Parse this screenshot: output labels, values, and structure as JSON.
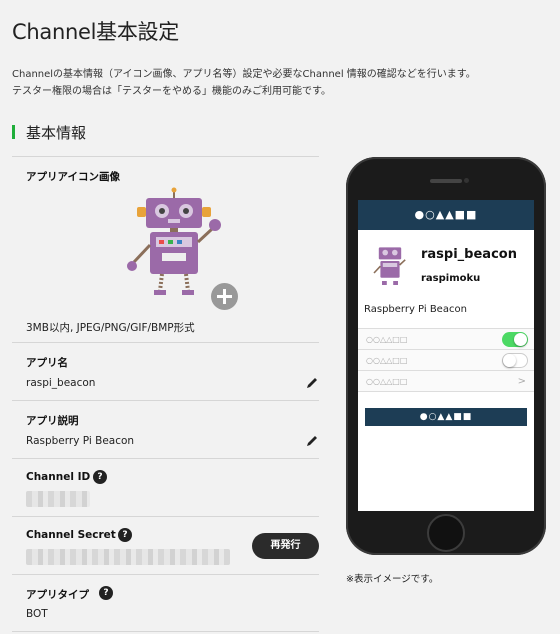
{
  "page": {
    "title": "Channel基本設定",
    "description_line1": "Channelの基本情報（アイコン画像、アプリ名等）設定や必要なChannel 情報の確認などを行います。",
    "description_line2": "テスター権限の場合は「テスターをやめる」機能のみご利用可能です。"
  },
  "section": {
    "title": "基本情報",
    "accent_color": "#1fae3a"
  },
  "form": {
    "icon": {
      "label": "アプリアイコン画像",
      "note": "3MB以内, JPEG/PNG/GIF/BMP形式",
      "add_icon": "plus-icon"
    },
    "app_name": {
      "label": "アプリ名",
      "value": "raspi_beacon",
      "edit_icon": "pencil-icon"
    },
    "app_desc": {
      "label": "アプリ説明",
      "value": "Raspberry Pi Beacon",
      "edit_icon": "pencil-icon"
    },
    "channel_id": {
      "label": "Channel ID",
      "help": "?"
    },
    "channel_secret": {
      "label": "Channel Secret",
      "help": "?",
      "button": "再発行"
    },
    "app_type": {
      "label": "アプリタイプ",
      "help": "?",
      "value": "BOT"
    }
  },
  "preview": {
    "header": "●○▲▲■■",
    "name": "raspi_beacon",
    "sub": "raspimoku",
    "desc": "Raspberry Pi Beacon",
    "items": [
      {
        "label": "○○△△□□",
        "control": "toggle-on"
      },
      {
        "label": "○○△△□□",
        "control": "toggle-off"
      },
      {
        "label": "○○△△□□",
        "control": "chevron"
      }
    ],
    "button": "●○▲▲■■",
    "header_color": "#1d3d55",
    "caption": "※表示イメージです。"
  }
}
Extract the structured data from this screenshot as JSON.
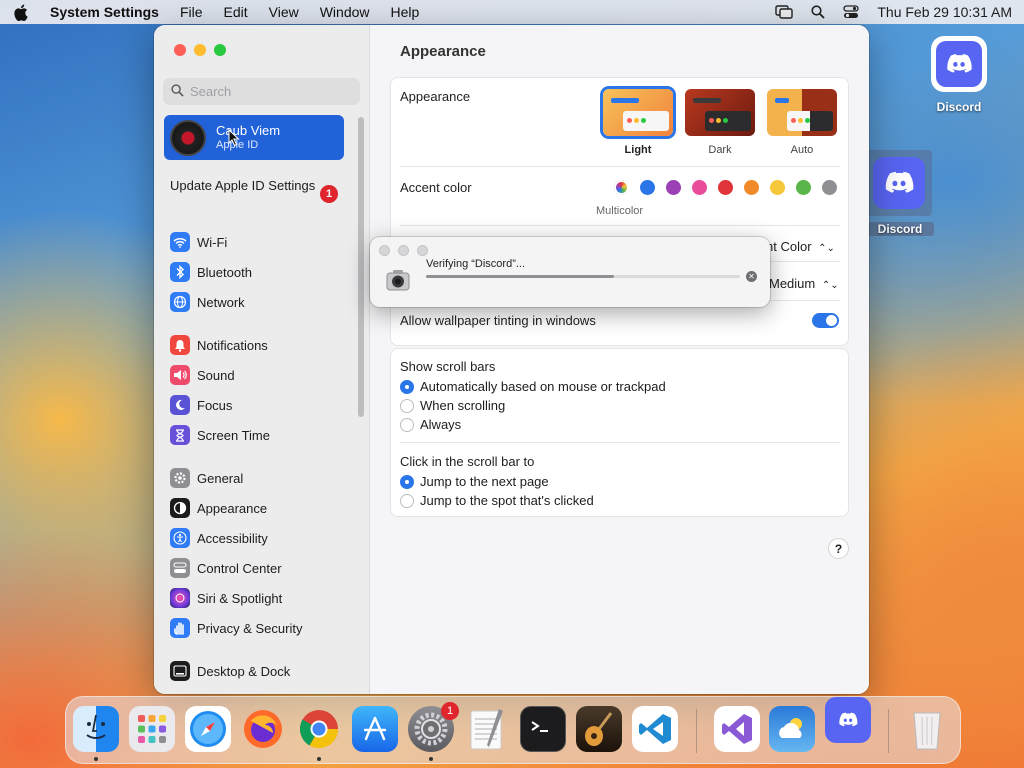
{
  "menubar": {
    "app_name": "System Settings",
    "menus": [
      "File",
      "Edit",
      "View",
      "Window",
      "Help"
    ],
    "clock": "Thu Feb 29  10:31 AM"
  },
  "sidebar": {
    "search_placeholder": "Search",
    "profile": {
      "name": "Caub Viem",
      "subtitle": "Apple ID"
    },
    "update_text": "Update Apple ID Settings",
    "update_badge": "1",
    "items": [
      {
        "label": "Wi-Fi",
        "icon": "wifi-icon",
        "color": "#2f7cf6"
      },
      {
        "label": "Bluetooth",
        "icon": "bluetooth-icon",
        "color": "#2f7cf6"
      },
      {
        "label": "Network",
        "icon": "globe-icon",
        "color": "#2f7cf6"
      },
      {
        "label": "Notifications",
        "icon": "bell-icon",
        "color": "#f0473e"
      },
      {
        "label": "Sound",
        "icon": "speaker-icon",
        "color": "#ef4b6b"
      },
      {
        "label": "Focus",
        "icon": "moon-icon",
        "color": "#5b53d6"
      },
      {
        "label": "Screen Time",
        "icon": "hourglass-icon",
        "color": "#6a4fd8"
      },
      {
        "label": "General",
        "icon": "gear-icon",
        "color": "#8e8e93"
      },
      {
        "label": "Appearance",
        "icon": "appearance-icon",
        "color": "#1c1c1e"
      },
      {
        "label": "Accessibility",
        "icon": "accessibility-icon",
        "color": "#2f7cf6"
      },
      {
        "label": "Control Center",
        "icon": "control-center-icon",
        "color": "#8e8e93"
      },
      {
        "label": "Siri & Spotlight",
        "icon": "siri-icon",
        "color": "#a94ee0"
      },
      {
        "label": "Privacy & Security",
        "icon": "hand-icon",
        "color": "#2f7cf6"
      },
      {
        "label": "Desktop & Dock",
        "icon": "dock-icon",
        "color": "#1c1c1e"
      }
    ]
  },
  "content": {
    "title": "Appearance",
    "appearance_label": "Appearance",
    "appearance_options": [
      {
        "label": "Light",
        "selected": true
      },
      {
        "label": "Dark",
        "selected": false
      },
      {
        "label": "Auto",
        "selected": false
      }
    ],
    "accent_label": "Accent color",
    "accent_caption": "Multicolor",
    "accent_colors": [
      "#b469e0",
      "#2a75e8",
      "#9b40b5",
      "#e94d9a",
      "#e0343a",
      "#f18b2a",
      "#f7c73a",
      "#5ab649",
      "#8e8e93"
    ],
    "highlight_value": "nt Color",
    "sidebar_icon_size": "Medium",
    "tinting_label": "Allow wallpaper tinting in windows",
    "tinting_on": true,
    "scroll_label": "Show scroll bars",
    "scroll_options": [
      {
        "label": "Automatically based on mouse or trackpad",
        "selected": true
      },
      {
        "label": "When scrolling",
        "selected": false
      },
      {
        "label": "Always",
        "selected": false
      }
    ],
    "click_label": "Click in the scroll bar to",
    "click_options": [
      {
        "label": "Jump to the next page",
        "selected": true
      },
      {
        "label": "Jump to the spot that's clicked",
        "selected": false
      }
    ],
    "help": "?"
  },
  "verify_dialog": {
    "text": "Verifying “Discord”...",
    "progress": 0.6
  },
  "desktop": {
    "icons": [
      {
        "label": "Discord"
      },
      {
        "label": "Discord"
      }
    ]
  },
  "dock": {
    "system_settings_badge": "1"
  }
}
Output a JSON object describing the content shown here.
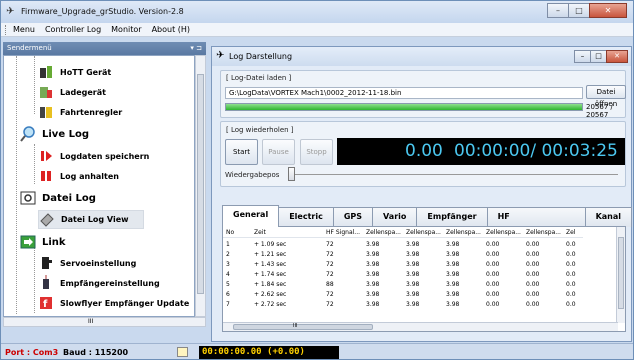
{
  "app": {
    "title": "Firmware_Upgrade_grStudio.  Version-2.8"
  },
  "window_buttons": {
    "minimize": "–",
    "maximize": "□",
    "close": "✕"
  },
  "menu": [
    "Menu",
    "Controller Log",
    "Monitor",
    "About (H)"
  ],
  "sidebar": {
    "header": "Sendermenü",
    "pin": "▾ ⊐",
    "items": [
      {
        "label": "HoTT Gerät",
        "icon": "hott-device-icon",
        "level": 2
      },
      {
        "label": "Ladegerät",
        "icon": "charger-icon",
        "level": 2
      },
      {
        "label": "Fahrtenregler",
        "icon": "speed-controller-icon",
        "level": 2
      },
      {
        "label": "Live Log",
        "icon": "magnifier-icon",
        "level": 1
      },
      {
        "label": "Logdaten speichern",
        "icon": "record-icon",
        "level": 2
      },
      {
        "label": "Log anhalten",
        "icon": "stop-icon",
        "level": 2
      },
      {
        "label": "Datei Log",
        "icon": "file-log-icon",
        "level": 1
      },
      {
        "label": "Datei Log View",
        "icon": "file-view-icon",
        "level": 2,
        "selected": true
      },
      {
        "label": "Link",
        "icon": "link-arrow-icon",
        "level": 1
      },
      {
        "label": "Servoeinstellung",
        "icon": "servo-icon",
        "level": 2
      },
      {
        "label": "Empfängereinstellung",
        "icon": "receiver-icon",
        "level": 2
      },
      {
        "label": "Slowflyer Empfänger Update",
        "icon": "update-icon",
        "level": 2
      }
    ],
    "hscroll_thumb": "III"
  },
  "status": {
    "port": "Port : Com3",
    "baud": "Baud : 115200",
    "time": "00:00:00.00   (+0.00)"
  },
  "child": {
    "title": "Log Darstellung",
    "load_group": "[ Log-Datei laden ]",
    "file_path": "G:\\LogData\\VORTEX Mach1\\0002_2012-11-18.bin",
    "open_button": "Datei öffnen",
    "progress_text": "20567 / 20567",
    "progress_fraction": 1.0,
    "replay_group": "[ Log wiederholen ]",
    "start": "Start",
    "pause": "Pause",
    "stop": "Stopp",
    "value": "0.00",
    "time": "00:00:00/ 00:03:25",
    "playpos_label": "Wiedergabepos",
    "tabs": [
      "General",
      "Electric",
      "GPS",
      "Vario",
      "Empfänger",
      "HF Signalqualität",
      "Kanal"
    ],
    "table": {
      "headers": [
        "No",
        "Zeit",
        "HF Signal...",
        "Zellenspa...",
        "Zellenspa...",
        "Zellenspa...",
        "Zellenspa...",
        "Zellenspa...",
        "Zel"
      ],
      "rows": [
        [
          "1",
          "+ 1.09 sec",
          "72",
          "3.98",
          "3.98",
          "3.98",
          "0.00",
          "0.00",
          "0.0"
        ],
        [
          "2",
          "+ 1.21 sec",
          "72",
          "3.98",
          "3.98",
          "3.98",
          "0.00",
          "0.00",
          "0.0"
        ],
        [
          "3",
          "+ 1.43 sec",
          "72",
          "3.98",
          "3.98",
          "3.98",
          "0.00",
          "0.00",
          "0.0"
        ],
        [
          "4",
          "+ 1.74 sec",
          "72",
          "3.98",
          "3.98",
          "3.98",
          "0.00",
          "0.00",
          "0.0"
        ],
        [
          "5",
          "+ 1.84 sec",
          "88",
          "3.98",
          "3.98",
          "3.98",
          "0.00",
          "0.00",
          "0.0"
        ],
        [
          "6",
          "+ 2.62 sec",
          "72",
          "3.98",
          "3.98",
          "3.98",
          "0.00",
          "0.00",
          "0.0"
        ],
        [
          "7",
          "+ 2.72 sec",
          "72",
          "3.98",
          "3.98",
          "3.98",
          "0.00",
          "0.00",
          "0.0"
        ]
      ]
    },
    "hscroll_thumb": "III"
  },
  "colors": {
    "accent": "#5a79a2",
    "lcd_text": "#4cc8f0",
    "status_time": "#ffd000",
    "port": "#cc0000",
    "progress": "#2fb52f"
  }
}
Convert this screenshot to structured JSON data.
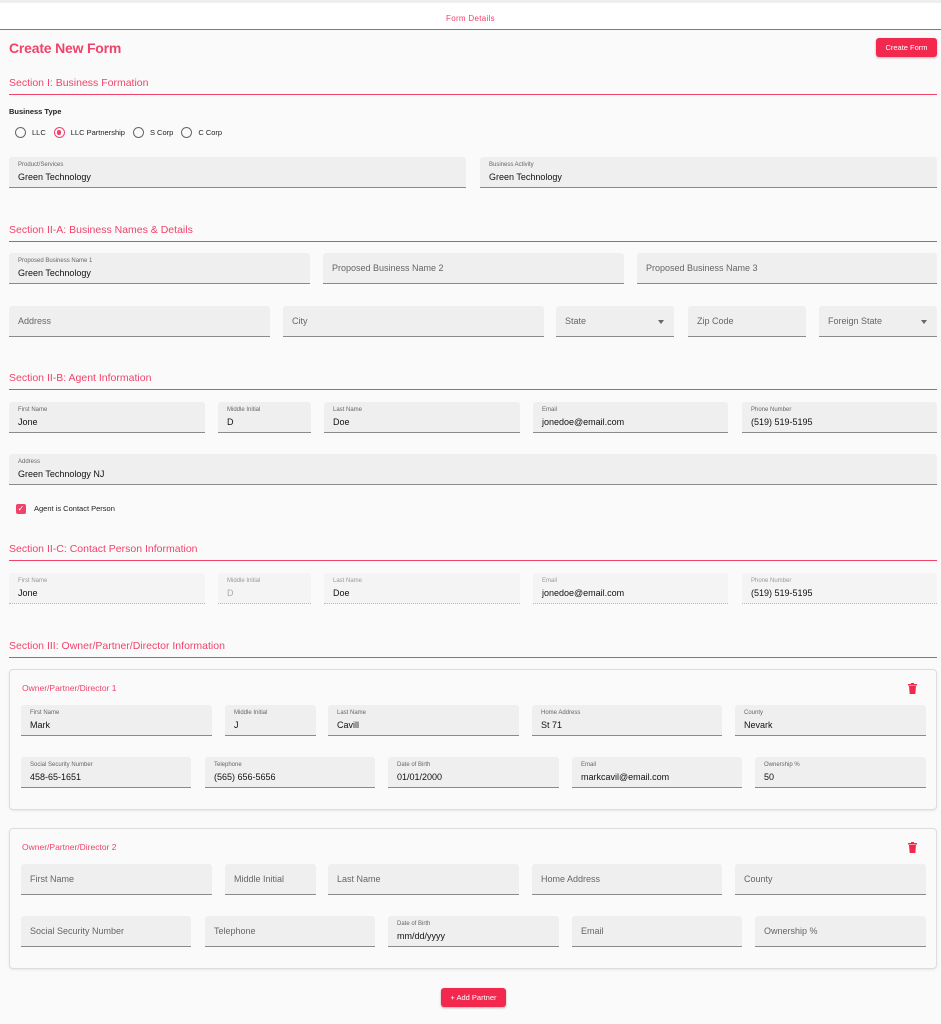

***

How many of the lines above contain the string "Jump"? Give the number only.

2